**Excerpt to read:**
::::::::

In article <57dda274.0309120551.3fcd5f1f@posting.google.com>, "BHARATH"
<bharathkj@hotmail.com> wrote:

If you list out the block-sorted matrix M, eg

$abracadabra
a$abracadabr
abra$abracad
abracadabra$
acadabra$abr
adabra$abrac
bra$abracada
bracadabra$a
cadabra@abra
dabra$abraca
ra$abracadab
racadabra@ab
^ ^
F L

(Here, $ < a, and using $ ensures that M is sorted by suffixes only )

You can draw arrows from each row to its immediate suffix, eg "abracadbra$
--> "bracadabra$a", giving each row a link in the form of the row number
of its suffix. This creates an array Psi which is the permutation that
would result if M were shifted one column to the left and re-sorted.

Psi is typically used in reversing the BWT to get the original text (it>s
easily calculated from L). If you just store the first character of each
row i (column F, or just character counts), and Psi[i], you can find
successive characters of a row by reading the first character of i, going
to Psi[i] to find the second character, so on, iterating i = Psi[i] to
cycle through all n suffixes.

Psi can be converted to a suffix array by starting at the row
corresponding to the original string (the primary index), and iterating
the same way, replacing Psi[i] with 0,1,2... as you move through the text.

::::::::

**Data supplied:**
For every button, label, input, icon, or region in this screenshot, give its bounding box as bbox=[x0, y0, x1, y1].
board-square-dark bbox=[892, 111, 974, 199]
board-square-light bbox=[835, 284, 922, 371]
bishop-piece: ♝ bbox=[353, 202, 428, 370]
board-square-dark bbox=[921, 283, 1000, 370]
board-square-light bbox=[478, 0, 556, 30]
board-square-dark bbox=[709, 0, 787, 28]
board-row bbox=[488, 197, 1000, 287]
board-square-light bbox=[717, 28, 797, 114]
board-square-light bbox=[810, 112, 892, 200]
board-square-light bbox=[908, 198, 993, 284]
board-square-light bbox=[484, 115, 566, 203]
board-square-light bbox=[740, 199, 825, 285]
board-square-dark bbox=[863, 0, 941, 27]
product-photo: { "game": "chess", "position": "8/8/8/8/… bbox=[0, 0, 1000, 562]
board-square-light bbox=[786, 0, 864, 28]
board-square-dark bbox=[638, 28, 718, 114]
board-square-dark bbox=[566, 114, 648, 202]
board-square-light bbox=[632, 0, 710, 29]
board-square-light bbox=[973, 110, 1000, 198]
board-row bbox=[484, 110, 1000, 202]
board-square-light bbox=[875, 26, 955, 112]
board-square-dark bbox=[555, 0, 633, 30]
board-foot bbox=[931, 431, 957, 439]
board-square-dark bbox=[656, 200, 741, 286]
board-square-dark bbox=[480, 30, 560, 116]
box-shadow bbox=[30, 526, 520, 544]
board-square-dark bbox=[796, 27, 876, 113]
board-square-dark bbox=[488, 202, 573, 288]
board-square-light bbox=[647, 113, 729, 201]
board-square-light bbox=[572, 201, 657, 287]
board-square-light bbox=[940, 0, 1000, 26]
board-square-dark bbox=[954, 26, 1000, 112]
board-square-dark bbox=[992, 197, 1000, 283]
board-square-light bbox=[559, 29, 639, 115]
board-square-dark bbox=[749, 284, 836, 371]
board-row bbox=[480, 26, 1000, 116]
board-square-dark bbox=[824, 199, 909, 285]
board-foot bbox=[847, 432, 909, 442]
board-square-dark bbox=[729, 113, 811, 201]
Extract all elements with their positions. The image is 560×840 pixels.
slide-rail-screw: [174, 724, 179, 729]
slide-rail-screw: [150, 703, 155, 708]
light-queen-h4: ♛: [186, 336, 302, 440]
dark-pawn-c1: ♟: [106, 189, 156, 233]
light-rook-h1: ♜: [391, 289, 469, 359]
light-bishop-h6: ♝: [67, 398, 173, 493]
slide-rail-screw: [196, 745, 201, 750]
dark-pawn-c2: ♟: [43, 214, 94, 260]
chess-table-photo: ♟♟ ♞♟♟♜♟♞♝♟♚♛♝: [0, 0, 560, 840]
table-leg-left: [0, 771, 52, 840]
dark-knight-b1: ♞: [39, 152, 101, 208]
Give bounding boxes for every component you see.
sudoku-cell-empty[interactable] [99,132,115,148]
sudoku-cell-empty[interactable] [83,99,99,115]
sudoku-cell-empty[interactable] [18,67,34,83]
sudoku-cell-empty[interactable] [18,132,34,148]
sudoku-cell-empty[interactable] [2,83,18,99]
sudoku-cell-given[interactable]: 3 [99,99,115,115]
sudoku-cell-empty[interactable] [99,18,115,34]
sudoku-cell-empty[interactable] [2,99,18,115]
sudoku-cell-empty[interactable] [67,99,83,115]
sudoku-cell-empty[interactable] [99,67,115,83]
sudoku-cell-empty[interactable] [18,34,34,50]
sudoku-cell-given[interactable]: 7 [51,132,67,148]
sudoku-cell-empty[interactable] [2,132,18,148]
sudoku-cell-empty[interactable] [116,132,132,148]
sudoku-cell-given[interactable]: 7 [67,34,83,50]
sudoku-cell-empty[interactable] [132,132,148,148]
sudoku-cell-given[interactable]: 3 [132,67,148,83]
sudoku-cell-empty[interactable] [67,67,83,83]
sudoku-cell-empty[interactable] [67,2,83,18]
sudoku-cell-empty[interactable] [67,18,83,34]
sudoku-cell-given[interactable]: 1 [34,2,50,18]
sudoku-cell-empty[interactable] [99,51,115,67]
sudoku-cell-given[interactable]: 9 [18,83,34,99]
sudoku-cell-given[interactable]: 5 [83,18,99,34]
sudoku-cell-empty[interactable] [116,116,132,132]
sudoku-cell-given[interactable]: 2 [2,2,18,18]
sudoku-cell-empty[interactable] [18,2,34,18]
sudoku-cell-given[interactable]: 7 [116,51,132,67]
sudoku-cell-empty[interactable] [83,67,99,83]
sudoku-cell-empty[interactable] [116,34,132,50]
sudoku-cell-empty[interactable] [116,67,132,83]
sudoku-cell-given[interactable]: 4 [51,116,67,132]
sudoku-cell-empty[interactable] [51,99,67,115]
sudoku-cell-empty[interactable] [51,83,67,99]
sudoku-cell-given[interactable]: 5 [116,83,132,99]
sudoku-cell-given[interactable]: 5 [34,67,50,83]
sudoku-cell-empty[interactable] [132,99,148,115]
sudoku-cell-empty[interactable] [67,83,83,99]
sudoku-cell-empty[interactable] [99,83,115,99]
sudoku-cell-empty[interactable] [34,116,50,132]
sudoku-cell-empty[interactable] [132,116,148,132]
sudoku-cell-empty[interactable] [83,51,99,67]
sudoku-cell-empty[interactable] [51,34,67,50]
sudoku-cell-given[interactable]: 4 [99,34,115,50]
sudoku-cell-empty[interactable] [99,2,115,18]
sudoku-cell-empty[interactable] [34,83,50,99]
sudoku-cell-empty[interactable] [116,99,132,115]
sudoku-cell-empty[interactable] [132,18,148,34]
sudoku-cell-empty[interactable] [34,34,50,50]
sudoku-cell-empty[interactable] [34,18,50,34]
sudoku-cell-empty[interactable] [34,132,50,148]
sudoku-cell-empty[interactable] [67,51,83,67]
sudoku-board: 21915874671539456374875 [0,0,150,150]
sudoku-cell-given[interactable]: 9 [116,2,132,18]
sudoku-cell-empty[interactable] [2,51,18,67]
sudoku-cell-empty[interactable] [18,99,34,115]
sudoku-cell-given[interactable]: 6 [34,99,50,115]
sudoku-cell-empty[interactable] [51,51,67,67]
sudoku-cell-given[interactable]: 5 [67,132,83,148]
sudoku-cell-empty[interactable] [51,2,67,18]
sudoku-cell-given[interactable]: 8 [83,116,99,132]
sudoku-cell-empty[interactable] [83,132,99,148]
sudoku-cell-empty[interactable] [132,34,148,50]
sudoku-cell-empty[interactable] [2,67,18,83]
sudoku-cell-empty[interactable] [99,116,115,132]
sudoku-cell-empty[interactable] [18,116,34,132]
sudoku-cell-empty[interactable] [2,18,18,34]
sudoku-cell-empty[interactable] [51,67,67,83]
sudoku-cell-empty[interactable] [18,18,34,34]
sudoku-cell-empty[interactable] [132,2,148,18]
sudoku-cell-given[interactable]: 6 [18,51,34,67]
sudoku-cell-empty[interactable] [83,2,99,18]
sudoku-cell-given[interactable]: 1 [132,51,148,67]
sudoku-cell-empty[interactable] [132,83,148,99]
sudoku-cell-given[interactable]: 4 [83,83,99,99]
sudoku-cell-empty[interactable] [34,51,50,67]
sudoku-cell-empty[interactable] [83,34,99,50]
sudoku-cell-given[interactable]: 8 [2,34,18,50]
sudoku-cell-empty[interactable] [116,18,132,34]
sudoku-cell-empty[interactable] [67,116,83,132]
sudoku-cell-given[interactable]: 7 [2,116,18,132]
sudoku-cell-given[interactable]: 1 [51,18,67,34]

::::::::

**Exercise details:**
Answer these questions from the excerpt on the block-sorted matrix and Psi:
1. Which symbol does the excerpt say is less than "a"?
2. What is Psi typically used for?
3. At which row does converting Psi to a suffix array begin?

**Response to the exercise:**
1. $
2. Reversing the BWT to get the original text.
3. The row corresponding to the original string (the primary index).